# GIVEN REQUEST
Identify each line below that contains the word "Tomasz", and copy it out.
━━━━━ SUPPLIED MATERIAL
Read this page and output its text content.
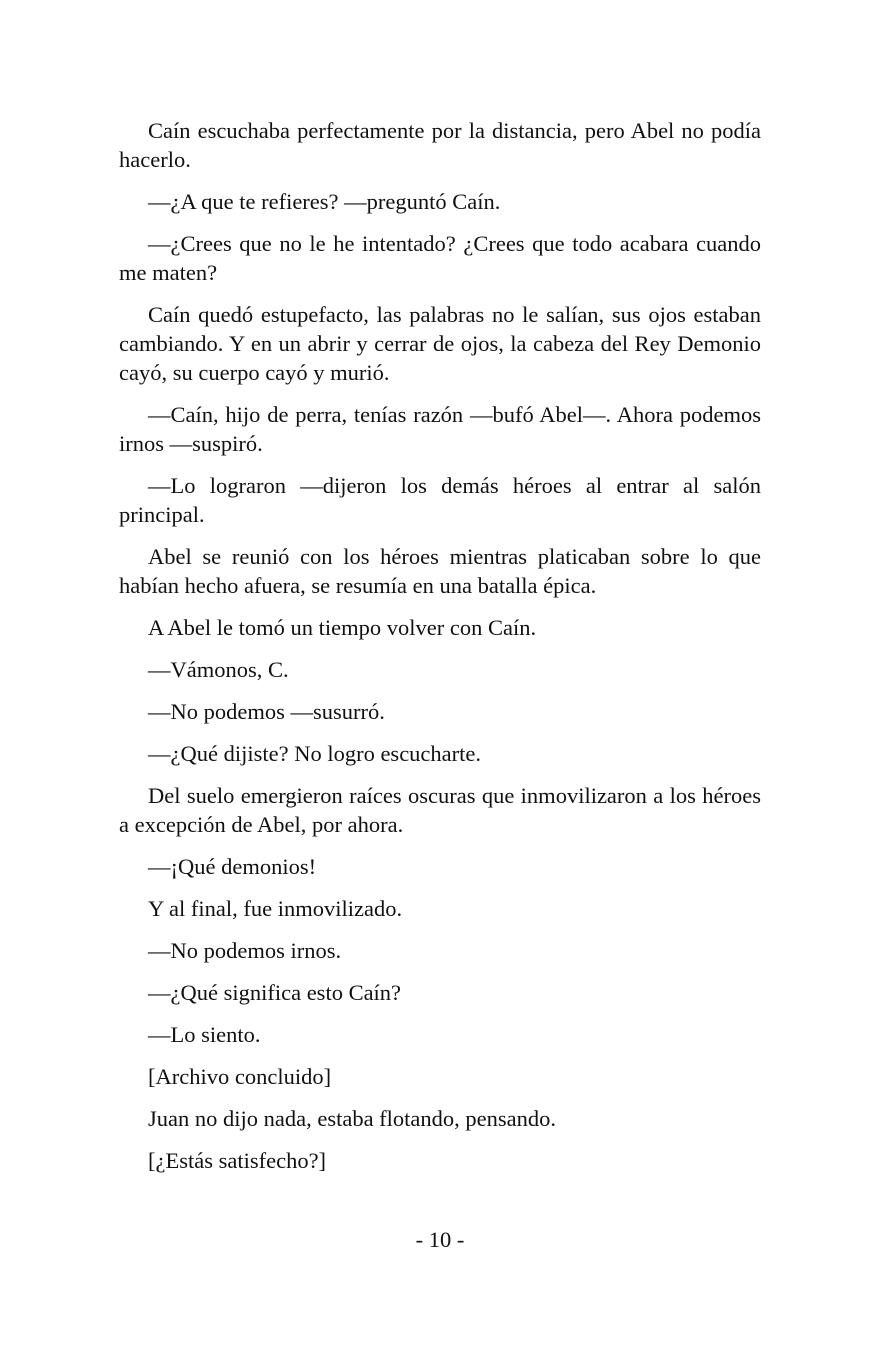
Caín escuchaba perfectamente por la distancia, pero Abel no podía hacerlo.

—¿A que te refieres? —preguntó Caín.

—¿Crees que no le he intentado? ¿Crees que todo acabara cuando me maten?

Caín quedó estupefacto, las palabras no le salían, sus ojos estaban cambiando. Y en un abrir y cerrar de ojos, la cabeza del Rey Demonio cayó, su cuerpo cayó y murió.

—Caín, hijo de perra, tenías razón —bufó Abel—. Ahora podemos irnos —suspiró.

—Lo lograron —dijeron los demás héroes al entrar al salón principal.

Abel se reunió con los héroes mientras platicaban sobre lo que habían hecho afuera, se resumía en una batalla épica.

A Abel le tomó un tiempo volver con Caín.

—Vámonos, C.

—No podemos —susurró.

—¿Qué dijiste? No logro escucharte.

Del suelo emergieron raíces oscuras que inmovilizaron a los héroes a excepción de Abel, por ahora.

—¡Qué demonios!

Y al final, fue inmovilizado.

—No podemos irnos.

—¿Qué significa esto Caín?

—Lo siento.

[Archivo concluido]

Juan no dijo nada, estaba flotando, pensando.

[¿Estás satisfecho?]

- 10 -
━━━━━━━━━━
━━━━━ SUPPLIED MATERIAL
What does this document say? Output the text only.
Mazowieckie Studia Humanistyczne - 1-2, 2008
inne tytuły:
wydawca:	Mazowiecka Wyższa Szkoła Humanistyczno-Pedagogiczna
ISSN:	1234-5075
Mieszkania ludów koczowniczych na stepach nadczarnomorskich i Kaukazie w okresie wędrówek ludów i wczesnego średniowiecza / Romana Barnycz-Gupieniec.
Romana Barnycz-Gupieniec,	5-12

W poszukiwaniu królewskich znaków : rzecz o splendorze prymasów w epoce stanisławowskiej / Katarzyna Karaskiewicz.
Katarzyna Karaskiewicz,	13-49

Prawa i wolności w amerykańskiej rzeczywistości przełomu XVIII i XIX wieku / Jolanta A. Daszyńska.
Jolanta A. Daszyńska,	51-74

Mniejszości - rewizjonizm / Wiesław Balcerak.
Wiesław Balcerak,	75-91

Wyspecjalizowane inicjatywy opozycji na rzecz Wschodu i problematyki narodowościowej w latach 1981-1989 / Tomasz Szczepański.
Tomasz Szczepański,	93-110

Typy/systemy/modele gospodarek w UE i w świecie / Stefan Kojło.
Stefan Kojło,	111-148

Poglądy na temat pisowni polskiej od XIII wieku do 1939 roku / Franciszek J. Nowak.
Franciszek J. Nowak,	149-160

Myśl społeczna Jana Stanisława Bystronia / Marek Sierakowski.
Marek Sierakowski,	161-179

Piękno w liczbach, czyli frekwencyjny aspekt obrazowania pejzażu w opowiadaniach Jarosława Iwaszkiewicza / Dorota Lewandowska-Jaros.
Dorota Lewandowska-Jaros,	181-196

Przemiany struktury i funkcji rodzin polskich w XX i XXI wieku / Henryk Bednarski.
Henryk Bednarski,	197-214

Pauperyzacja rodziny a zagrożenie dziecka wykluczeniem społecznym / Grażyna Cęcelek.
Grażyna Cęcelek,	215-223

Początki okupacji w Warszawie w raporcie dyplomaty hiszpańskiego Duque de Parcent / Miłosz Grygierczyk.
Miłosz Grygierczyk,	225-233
━━━━━━━━━━
━━━━━ SUPPLIED MATERIAL
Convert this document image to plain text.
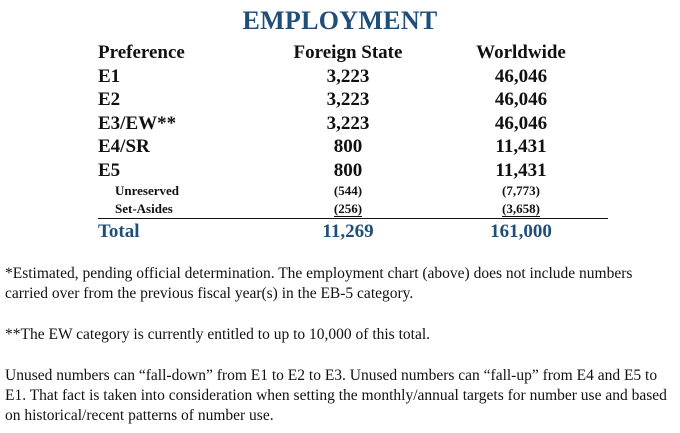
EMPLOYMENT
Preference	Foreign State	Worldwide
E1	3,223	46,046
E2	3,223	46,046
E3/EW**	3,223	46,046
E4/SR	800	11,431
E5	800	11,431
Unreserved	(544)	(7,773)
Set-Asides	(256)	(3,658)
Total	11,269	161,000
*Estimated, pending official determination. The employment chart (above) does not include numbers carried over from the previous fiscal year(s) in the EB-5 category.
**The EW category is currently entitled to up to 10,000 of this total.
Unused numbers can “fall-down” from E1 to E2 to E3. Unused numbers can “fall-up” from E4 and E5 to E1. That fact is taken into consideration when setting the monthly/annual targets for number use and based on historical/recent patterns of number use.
━━━━━━━━━━
# THE ANSWER
Wyspecjalizowane inicjatywy opozycji na rzecz Wschodu i problematyki narodowościowej w latach 1981-1989 / Tomasz Szczepański.
Tomasz Szczepański,	93-110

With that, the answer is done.